[Data records]

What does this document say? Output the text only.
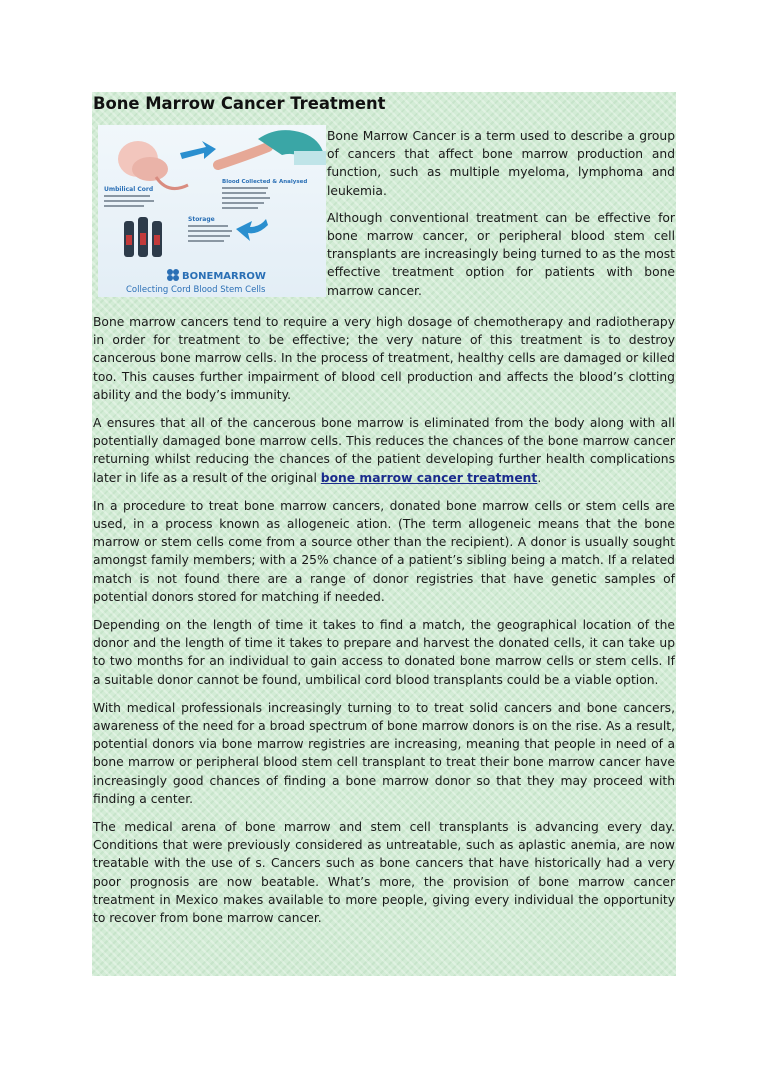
Bone Marrow Cancer Treatment
Umbilical Cord
Blood Collected & Analysed
Storage
BONEMARROW
Collecting Cord Blood Stem Cells

Bone Marrow Cancer is a term used to describe a group of cancers that affect bone marrow production and function, such as multiple myeloma, lymphoma and leukemia.

Although conventional treatment can be effective for bone marrow cancer, or peripheral blood stem cell transplants are increasingly being turned to as the most effective treatment option for patients with bone marrow cancer.

Bone marrow cancers tend to require a very high dosage of chemotherapy and radiotherapy in order for treatment to be effective; the very nature of this treatment is to destroy cancerous bone marrow cells. In the process of treatment, healthy cells are damaged or killed too. This causes further impairment of blood cell production and affects the blood’s clotting ability and the body’s immunity.

A ensures that all of the cancerous bone marrow is eliminated from the body along with all potentially damaged bone marrow cells. This reduces the chances of the bone marrow cancer returning whilst reducing the chances of the patient developing further health complications later in life as a result of the original bone marrow cancer treatment.

In a procedure to treat bone marrow cancers, donated bone marrow cells or stem cells are used, in a process known as allogeneic ation. (The term allogeneic means that the bone marrow or stem cells come from a source other than the recipient). A donor is usually sought amongst family members; with a 25% chance of a patient’s sibling being a match. If a related match is not found there are a range of donor registries that have genetic samples of potential donors stored for matching if needed.

Depending on the length of time it takes to find a match, the geographical location of the donor and the length of time it takes to prepare and harvest the donated cells, it can take up to two months for an individual to gain access to donated bone marrow cells or stem cells. If a suitable donor cannot be found, umbilical cord blood transplants could be a viable option.

With medical professionals increasingly turning to to treat solid cancers and bone cancers, awareness of the need for a broad spectrum of bone marrow donors is on the rise. As a result, potential donors via bone marrow registries are increasing, meaning that people in need of a bone marrow or peripheral blood stem cell transplant to treat their bone marrow cancer have increasingly good chances of finding a bone marrow donor so that they may proceed with finding a center.

The medical arena of bone marrow and stem cell transplants is advancing every day. Conditions that were previously considered as untreatable, such as aplastic anemia, are now treatable with the use of s. Cancers such as bone cancers that have historically had a very poor prognosis are now beatable. What’s more, the provision of bone marrow cancer treatment in Mexico makes available to more people, giving every individual the opportunity to recover from bone marrow cancer.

- **WHAT IS REQUIRED**
Show the lines of the entries that include the string "being", copying each in full.

- **RESPONSE**
Although conventional treatment can be effective for bone marrow cancer, or peripheral blood stem cell transplants are increasingly being turned to as the most effective treatment option for patients with bone marrow cancer.
In a procedure to treat bone marrow cancers, donated bone marrow cells or stem cells are used, in a process known as allogeneic ation. (The term allogeneic means that the bone marrow or stem cells come from a source other than the recipient). A donor is usually sought amongst family members; with a 25% chance of a patient’s sibling being a match. If a related match is not found there are a range of donor registries that have genetic samples of potential donors stored for matching if needed.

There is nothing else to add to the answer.